Short problem:
Go through the data below and gather each line containing "ngân".

Data records:

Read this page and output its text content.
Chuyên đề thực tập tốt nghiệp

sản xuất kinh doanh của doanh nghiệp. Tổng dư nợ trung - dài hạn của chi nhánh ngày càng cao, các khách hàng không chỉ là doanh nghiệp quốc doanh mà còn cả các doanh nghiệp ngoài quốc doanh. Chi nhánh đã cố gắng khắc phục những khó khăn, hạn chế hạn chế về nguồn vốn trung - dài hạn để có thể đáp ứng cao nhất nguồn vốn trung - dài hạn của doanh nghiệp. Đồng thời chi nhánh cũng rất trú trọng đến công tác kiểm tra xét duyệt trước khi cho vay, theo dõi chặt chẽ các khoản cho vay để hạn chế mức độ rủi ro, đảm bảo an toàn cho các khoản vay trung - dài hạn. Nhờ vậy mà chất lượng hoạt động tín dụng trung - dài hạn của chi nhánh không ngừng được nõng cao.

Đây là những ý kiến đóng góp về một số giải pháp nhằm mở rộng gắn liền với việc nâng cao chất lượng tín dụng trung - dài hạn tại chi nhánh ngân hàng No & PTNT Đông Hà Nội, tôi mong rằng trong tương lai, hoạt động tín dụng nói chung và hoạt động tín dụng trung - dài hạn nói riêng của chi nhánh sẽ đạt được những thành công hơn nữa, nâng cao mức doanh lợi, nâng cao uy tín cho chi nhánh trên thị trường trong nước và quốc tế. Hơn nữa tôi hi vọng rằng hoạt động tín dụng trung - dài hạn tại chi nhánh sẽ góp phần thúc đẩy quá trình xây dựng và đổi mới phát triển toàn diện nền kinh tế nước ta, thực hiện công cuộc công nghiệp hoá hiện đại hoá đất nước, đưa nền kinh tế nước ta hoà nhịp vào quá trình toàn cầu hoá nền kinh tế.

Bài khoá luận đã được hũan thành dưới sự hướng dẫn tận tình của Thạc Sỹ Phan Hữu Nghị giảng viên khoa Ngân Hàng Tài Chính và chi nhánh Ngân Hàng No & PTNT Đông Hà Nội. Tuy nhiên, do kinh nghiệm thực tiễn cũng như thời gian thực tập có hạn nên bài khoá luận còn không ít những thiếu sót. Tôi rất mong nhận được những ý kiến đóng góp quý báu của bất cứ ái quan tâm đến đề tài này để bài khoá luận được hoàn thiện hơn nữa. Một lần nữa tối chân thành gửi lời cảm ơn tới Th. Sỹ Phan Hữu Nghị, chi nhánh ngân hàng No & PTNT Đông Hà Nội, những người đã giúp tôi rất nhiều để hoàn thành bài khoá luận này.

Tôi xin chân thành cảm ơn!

Response:
Đây là những ý kiến đóng góp về một số giải pháp nhằm mở rộng gắn liền với việc nâng cao chất lượng tín dụng trung - dài hạn tại chi nhánh ngân hàng No & PTNT Đông Hà Nội, tôi mong rằng trong tương lai, hoạt động tín dụng nói chung và hoạt động tín dụng trung - dài hạn nói riêng của chi nhánh sẽ đạt được những thành công hơn nữa, nâng cao mức doanh lợi, nâng cao uy tín cho chi nhánh trên thị trường trong nước và quốc tế. Hơn nữa tôi hi vọng rằng hoạt động tín dụng trung - dài hạn tại chi nhánh sẽ góp phần thúc đẩy quá trình xây dựng và đổi mới phát triển toàn diện nền kinh tế nước ta, thực hiện công cuộc công nghiệp hoá hiện đại hoá đất nước, đưa nền kinh tế nước ta hoà nhịp vào quá trình toàn cầu hoá nền kinh tế.
Bài khoá luận đã được hũan thành dưới sự hướng dẫn tận tình của Thạc Sỹ Phan Hữu Nghị giảng viên khoa Ngân Hàng Tài Chính và chi nhánh Ngân Hàng No & PTNT Đông Hà Nội. Tuy nhiên, do kinh nghiệm thực tiễn cũng như thời gian thực tập có hạn nên bài khoá luận còn không ít những thiếu sót. Tôi rất mong nhận được những ý kiến đóng góp quý báu của bất cứ ái quan tâm đến đề tài này để bài khoá luận được hoàn thiện hơn nữa. Một lần nữa tối chân thành gửi lời cảm ơn tới Th. Sỹ Phan Hữu Nghị, chi nhánh ngân hàng No & PTNT Đông Hà Nội, những người đã giúp tôi rất nhiều để hoàn thành bài khoá luận này.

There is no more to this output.